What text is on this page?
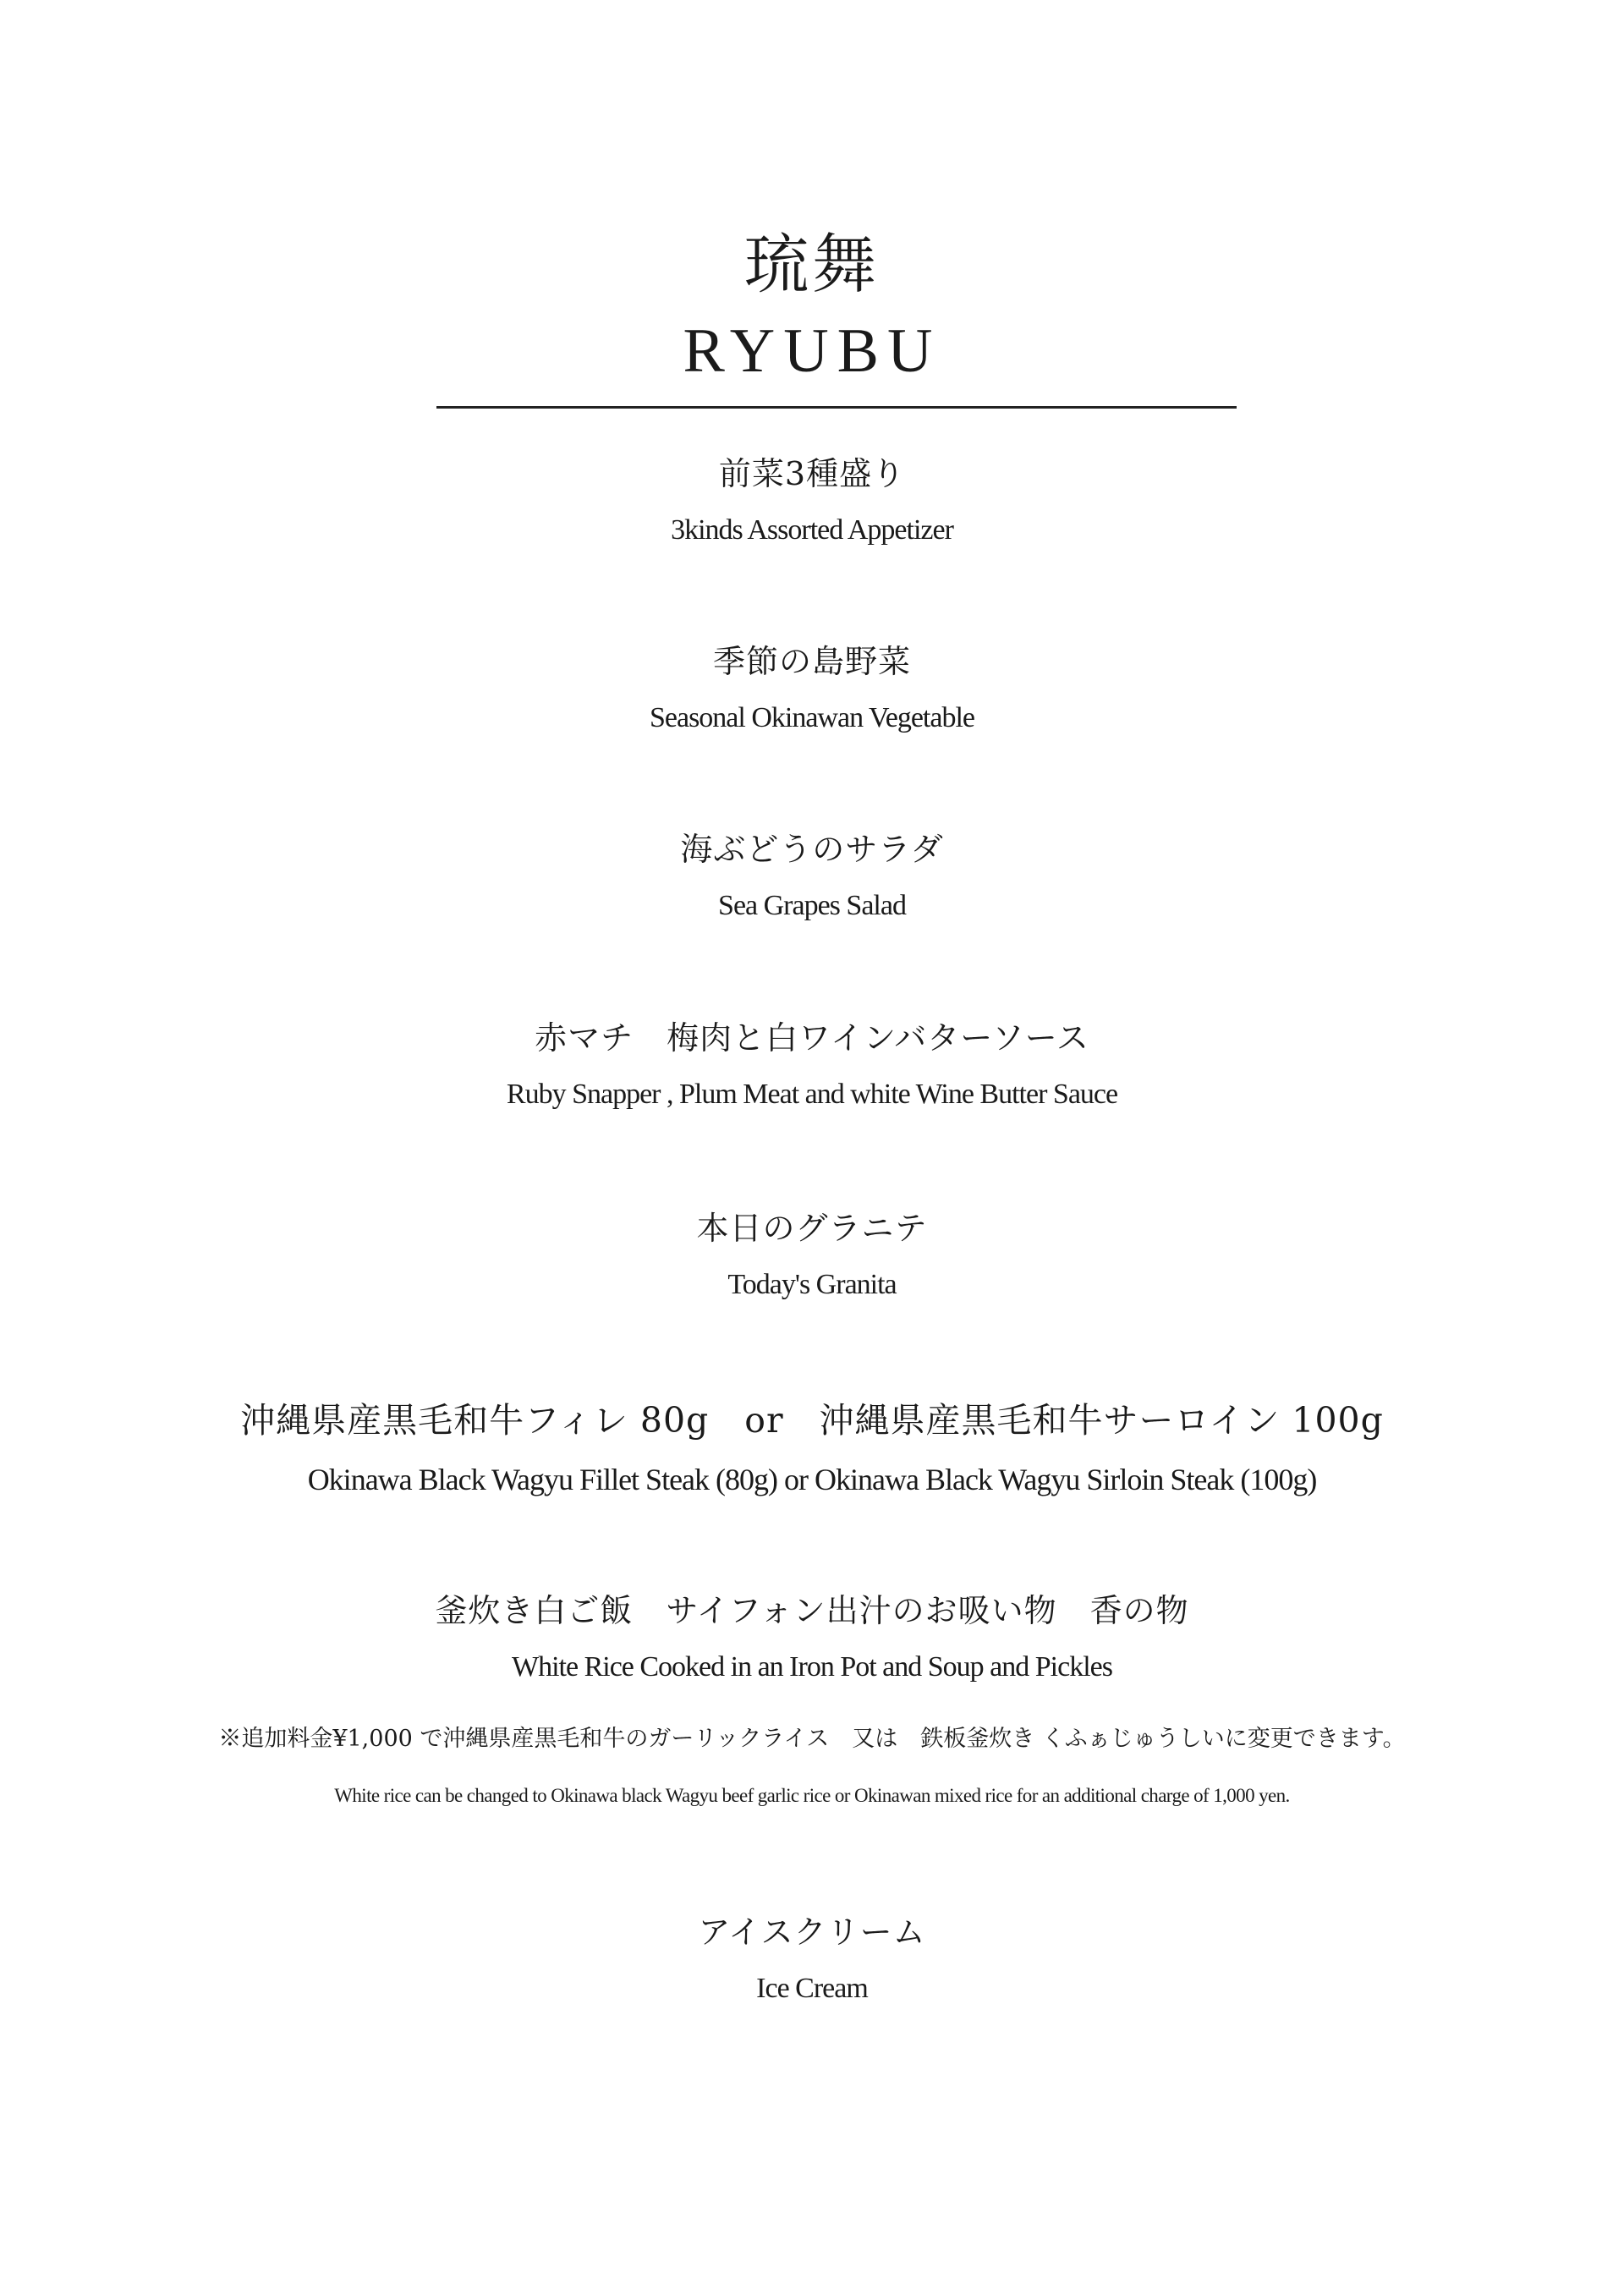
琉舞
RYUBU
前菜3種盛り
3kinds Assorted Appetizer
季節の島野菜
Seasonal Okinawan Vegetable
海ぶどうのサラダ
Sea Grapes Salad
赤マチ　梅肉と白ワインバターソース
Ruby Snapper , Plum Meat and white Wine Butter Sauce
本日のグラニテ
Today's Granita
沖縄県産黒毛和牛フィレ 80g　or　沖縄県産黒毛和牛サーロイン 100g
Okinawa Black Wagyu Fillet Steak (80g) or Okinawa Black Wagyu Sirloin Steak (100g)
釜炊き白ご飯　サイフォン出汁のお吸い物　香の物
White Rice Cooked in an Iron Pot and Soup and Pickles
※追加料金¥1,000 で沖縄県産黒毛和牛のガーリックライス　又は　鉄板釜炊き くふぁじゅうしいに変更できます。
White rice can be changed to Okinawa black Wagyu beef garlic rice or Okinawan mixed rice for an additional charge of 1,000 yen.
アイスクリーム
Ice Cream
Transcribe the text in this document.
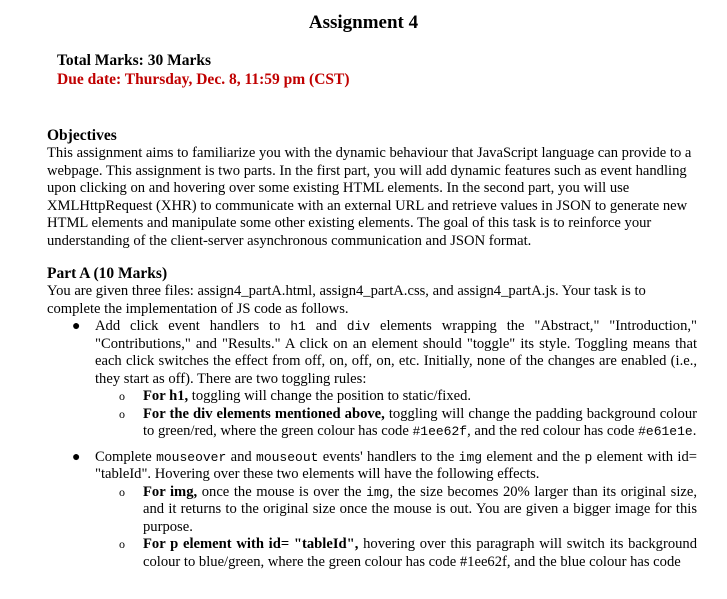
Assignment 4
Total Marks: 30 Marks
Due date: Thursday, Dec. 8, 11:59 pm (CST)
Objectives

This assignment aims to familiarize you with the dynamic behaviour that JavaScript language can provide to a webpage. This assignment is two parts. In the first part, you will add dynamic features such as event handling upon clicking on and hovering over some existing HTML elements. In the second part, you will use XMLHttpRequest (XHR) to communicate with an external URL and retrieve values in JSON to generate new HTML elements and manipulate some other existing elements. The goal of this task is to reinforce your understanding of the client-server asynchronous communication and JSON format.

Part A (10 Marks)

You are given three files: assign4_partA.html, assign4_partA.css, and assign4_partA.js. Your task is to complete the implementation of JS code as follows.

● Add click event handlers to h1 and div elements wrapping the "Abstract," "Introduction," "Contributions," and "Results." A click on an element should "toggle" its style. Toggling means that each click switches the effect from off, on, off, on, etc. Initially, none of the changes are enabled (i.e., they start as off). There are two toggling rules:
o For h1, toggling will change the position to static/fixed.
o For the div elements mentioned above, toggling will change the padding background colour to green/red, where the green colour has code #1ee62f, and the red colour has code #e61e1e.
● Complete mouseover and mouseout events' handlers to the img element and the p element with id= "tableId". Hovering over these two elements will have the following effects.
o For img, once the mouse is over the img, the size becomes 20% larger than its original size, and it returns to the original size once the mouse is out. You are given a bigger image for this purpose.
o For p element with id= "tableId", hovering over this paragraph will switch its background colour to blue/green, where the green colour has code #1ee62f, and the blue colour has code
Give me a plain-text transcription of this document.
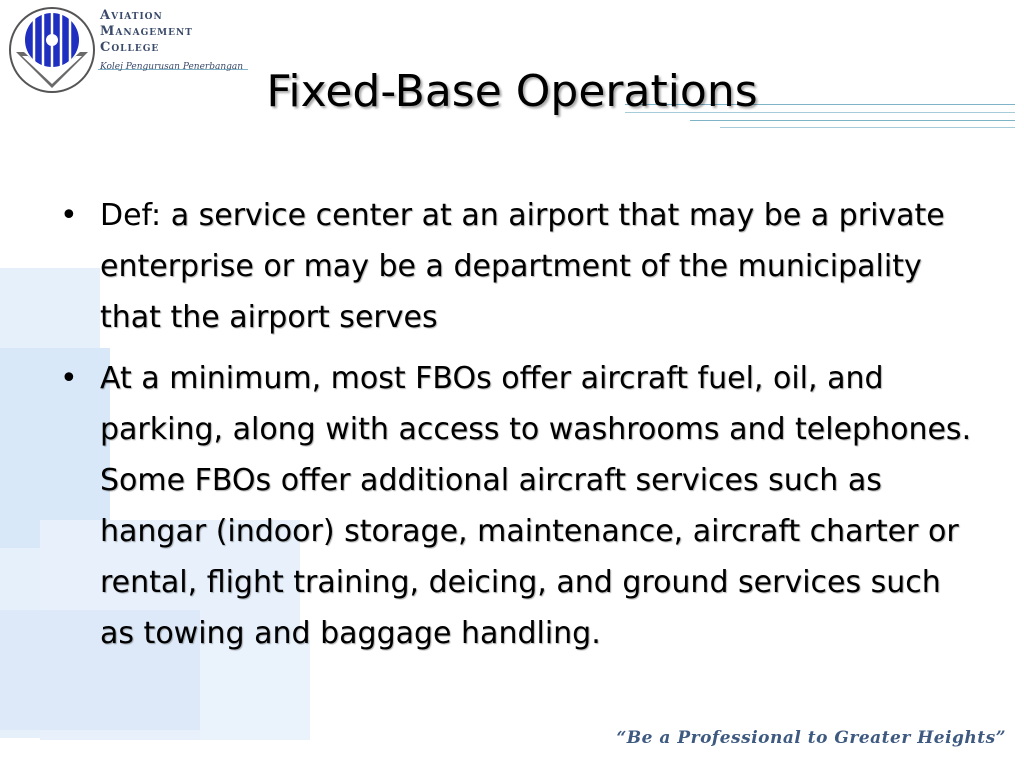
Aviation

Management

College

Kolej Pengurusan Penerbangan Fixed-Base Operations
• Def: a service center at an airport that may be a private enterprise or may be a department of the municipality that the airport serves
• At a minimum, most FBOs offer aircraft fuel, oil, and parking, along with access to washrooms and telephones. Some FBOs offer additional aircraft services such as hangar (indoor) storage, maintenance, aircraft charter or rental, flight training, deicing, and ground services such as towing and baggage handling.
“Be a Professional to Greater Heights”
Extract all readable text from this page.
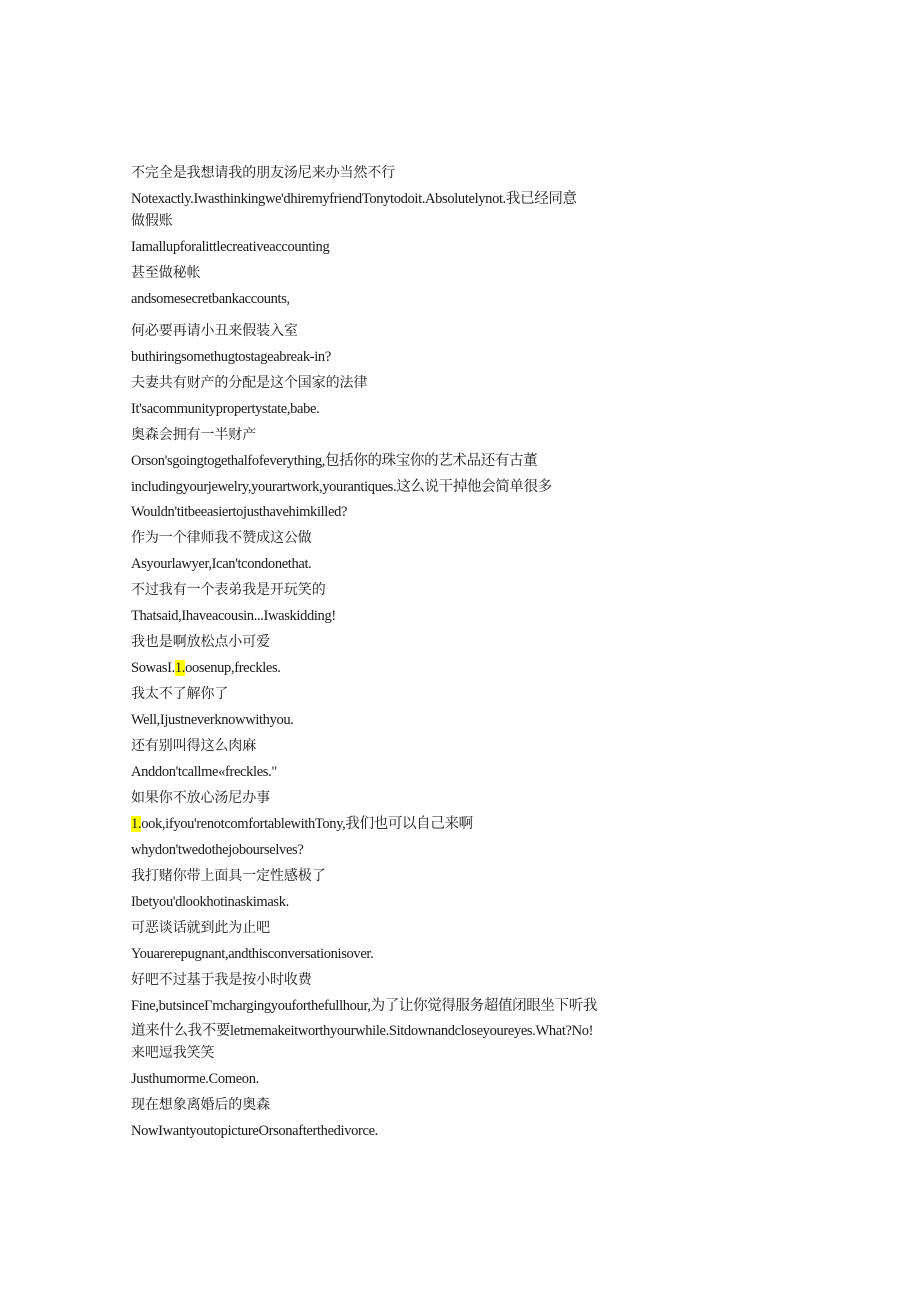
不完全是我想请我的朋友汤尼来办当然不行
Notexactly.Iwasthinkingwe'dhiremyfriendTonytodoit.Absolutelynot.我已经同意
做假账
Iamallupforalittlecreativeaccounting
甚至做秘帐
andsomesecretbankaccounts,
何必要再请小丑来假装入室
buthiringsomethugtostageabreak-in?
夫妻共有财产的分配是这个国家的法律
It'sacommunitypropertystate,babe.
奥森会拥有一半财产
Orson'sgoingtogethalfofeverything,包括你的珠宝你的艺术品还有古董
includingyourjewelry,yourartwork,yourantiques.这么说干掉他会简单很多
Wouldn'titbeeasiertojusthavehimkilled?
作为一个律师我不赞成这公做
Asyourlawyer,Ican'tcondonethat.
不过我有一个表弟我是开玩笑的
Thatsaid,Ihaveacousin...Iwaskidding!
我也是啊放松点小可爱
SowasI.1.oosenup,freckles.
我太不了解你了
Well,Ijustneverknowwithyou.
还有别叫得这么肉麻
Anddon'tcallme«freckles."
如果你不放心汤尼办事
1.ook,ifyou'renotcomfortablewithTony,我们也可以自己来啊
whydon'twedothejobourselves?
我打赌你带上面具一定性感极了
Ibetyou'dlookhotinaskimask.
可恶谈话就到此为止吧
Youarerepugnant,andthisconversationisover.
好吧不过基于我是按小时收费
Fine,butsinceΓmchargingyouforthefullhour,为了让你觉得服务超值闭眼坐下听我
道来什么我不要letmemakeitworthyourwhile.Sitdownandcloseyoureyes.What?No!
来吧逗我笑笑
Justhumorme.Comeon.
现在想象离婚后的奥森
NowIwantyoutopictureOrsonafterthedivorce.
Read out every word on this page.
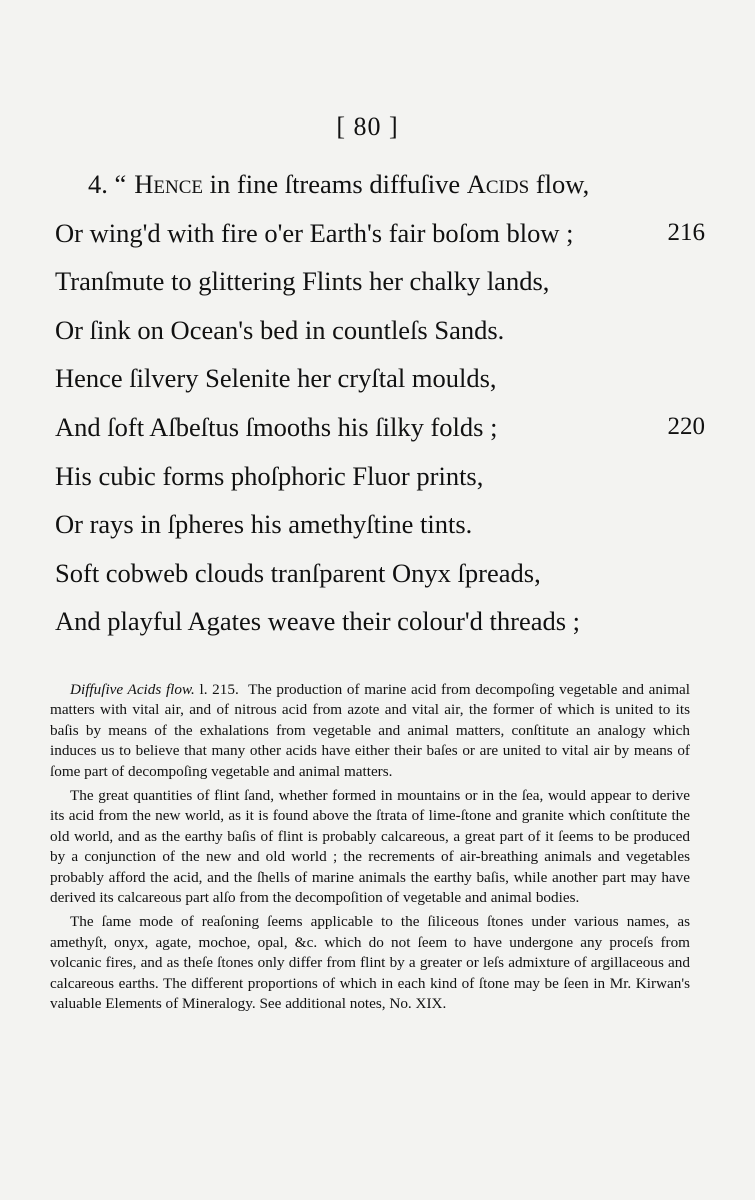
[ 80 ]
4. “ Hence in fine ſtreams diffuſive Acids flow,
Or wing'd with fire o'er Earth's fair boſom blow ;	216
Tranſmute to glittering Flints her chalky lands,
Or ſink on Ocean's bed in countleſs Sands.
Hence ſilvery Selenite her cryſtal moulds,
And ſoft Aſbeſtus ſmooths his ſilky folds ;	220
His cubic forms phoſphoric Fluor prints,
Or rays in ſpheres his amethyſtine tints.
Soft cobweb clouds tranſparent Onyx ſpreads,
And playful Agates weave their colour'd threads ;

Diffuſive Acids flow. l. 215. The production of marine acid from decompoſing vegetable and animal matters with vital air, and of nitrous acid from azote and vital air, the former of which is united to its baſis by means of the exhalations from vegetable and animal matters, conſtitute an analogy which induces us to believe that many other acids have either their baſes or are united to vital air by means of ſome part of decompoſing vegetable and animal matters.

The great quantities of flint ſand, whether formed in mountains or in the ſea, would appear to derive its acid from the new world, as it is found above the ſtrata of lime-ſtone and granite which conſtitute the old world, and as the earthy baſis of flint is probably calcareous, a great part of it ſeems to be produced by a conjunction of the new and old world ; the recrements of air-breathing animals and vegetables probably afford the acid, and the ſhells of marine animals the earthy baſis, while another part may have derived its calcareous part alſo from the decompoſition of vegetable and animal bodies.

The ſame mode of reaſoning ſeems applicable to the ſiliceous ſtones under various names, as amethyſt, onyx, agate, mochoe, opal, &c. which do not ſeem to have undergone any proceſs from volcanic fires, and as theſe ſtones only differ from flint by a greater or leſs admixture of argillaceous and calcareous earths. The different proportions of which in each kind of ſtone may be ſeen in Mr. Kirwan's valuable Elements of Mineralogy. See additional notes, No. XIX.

══════════

▸ **Short exercise**
Gather each line in the data that holds the string "will".

▸ **Answer to the task**
This assignment aims to familiarize you with the dynamic behaviour that JavaScript language can provide to a webpage. This assignment is two parts. In the first part, you will add dynamic features such as event handling upon clicking on and hovering over some existing HTML elements. In the second part, you will use XMLHttpRequest (XHR) to communicate with an external URL and retrieve values in JSON to generate new HTML elements and manipulate some other existing elements. The goal of this task is to reinforce your understanding of the client-server asynchronous communication and JSON format.
o For h1, toggling will change the position to static/fixed.
o For the div elements mentioned above, toggling will change the padding background colour to green/red, where the green colour has code #1ee62f, and the red colour has code #e61e1e.
● Complete mouseover and mouseout events' handlers to the img element and the p element with id= "tableId". Hovering over these two elements will have the following effects.
o For p element with id= "tableId", hovering over this paragraph will switch its background colour to blue/green, where the green colour has code #1ee62f, and the blue colour has code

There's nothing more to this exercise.